Requirements ▸
Repeat the listing word for word. No pictures belong in the copy.

Items ▸

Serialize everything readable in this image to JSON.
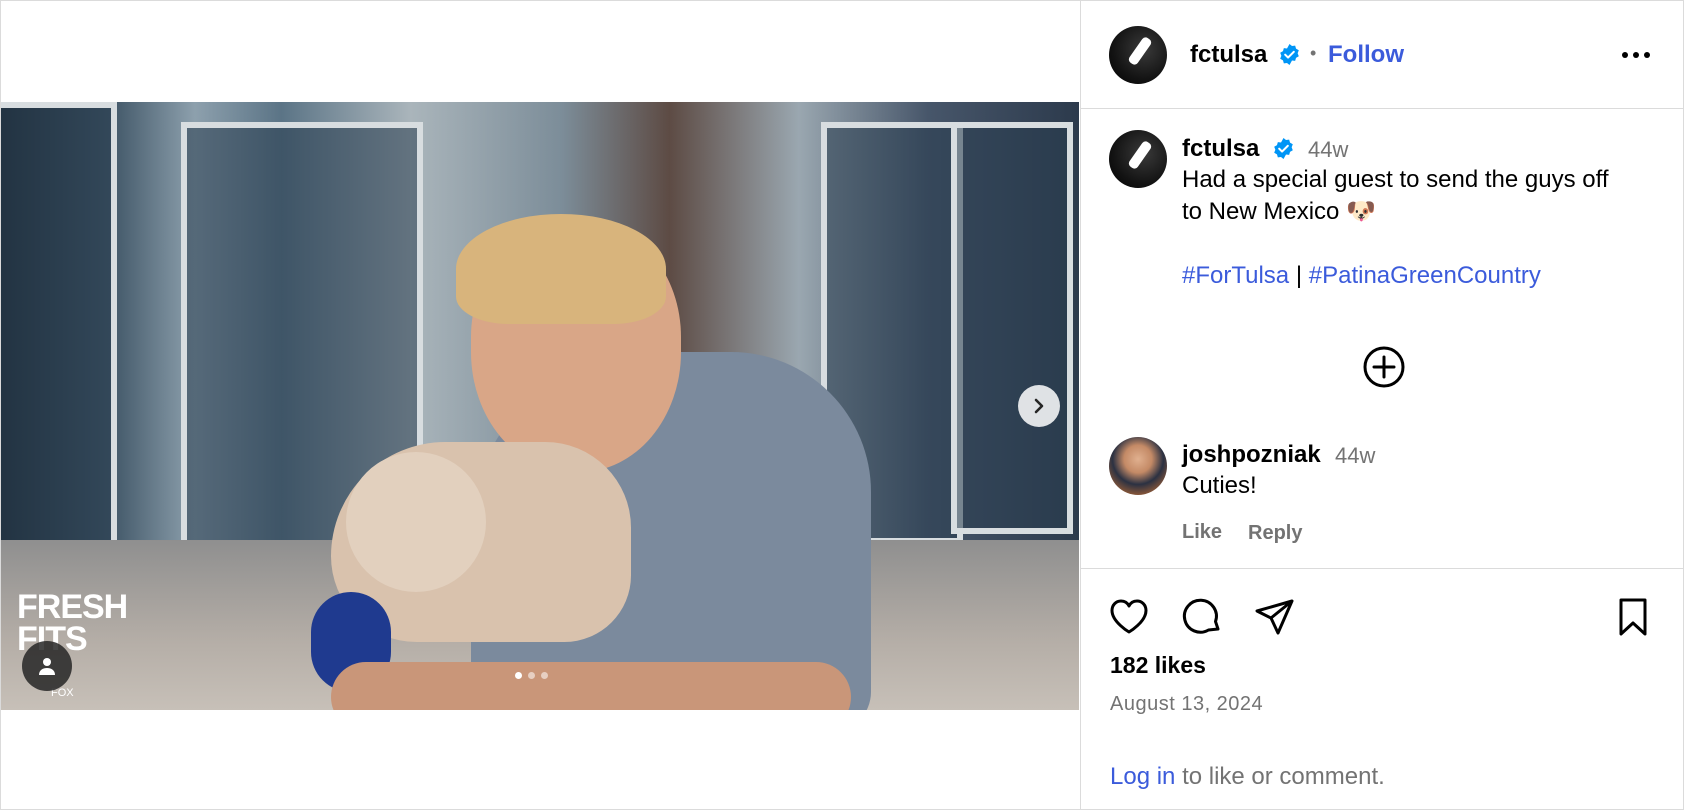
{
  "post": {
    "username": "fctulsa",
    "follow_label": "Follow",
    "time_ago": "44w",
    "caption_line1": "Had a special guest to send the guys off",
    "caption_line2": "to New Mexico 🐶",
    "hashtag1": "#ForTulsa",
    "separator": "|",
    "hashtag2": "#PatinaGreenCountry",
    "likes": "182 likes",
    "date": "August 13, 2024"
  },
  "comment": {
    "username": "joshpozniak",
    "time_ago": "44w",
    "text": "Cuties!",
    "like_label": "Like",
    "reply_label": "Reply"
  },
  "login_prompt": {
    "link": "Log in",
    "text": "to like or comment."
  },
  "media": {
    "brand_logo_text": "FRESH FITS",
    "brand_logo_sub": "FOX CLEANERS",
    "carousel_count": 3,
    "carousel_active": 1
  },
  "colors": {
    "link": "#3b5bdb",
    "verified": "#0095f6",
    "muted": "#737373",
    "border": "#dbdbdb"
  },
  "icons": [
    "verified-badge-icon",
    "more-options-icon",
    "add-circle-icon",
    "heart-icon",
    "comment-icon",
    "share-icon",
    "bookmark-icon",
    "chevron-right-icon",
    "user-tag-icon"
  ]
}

Solution to the problem ▸
Serialize everything readable in this image to JSON.
{
  "post": {
    "username": "fctulsa",
    "follow_label": "Follow",
    "time_ago": "44w",
    "caption_line1": "Had a special guest to send the guys off",
    "caption_line2": "to New Mexico 🐶",
    "hashtag1": "#ForTulsa",
    "separator": "|",
    "hashtag2": "#PatinaGreenCountry",
    "likes": "182 likes",
    "date": "August 13, 2024"
  },
  "comment": {
    "username": "joshpozniak",
    "time_ago": "44w",
    "text": "Cuties!",
    "like_label": "Like",
    "reply_label": "Reply"
  },
  "login_prompt": {
    "link": "Log in",
    "text": "to like or comment."
  },
  "media": {
    "brand_logo_text": "FRESH FITS",
    "brand_logo_sub": "FOX CLEANERS",
    "carousel_count": 3,
    "carousel_active": 1
  },
  "colors": {
    "link": "#3b5bdb",
    "verified": "#0095f6",
    "muted": "#737373",
    "border": "#dbdbdb"
  },
  "icons": [
    "verified-badge-icon",
    "more-options-icon",
    "add-circle-icon",
    "heart-icon",
    "comment-icon",
    "share-icon",
    "bookmark-icon",
    "chevron-right-icon",
    "user-tag-icon"
  ]
}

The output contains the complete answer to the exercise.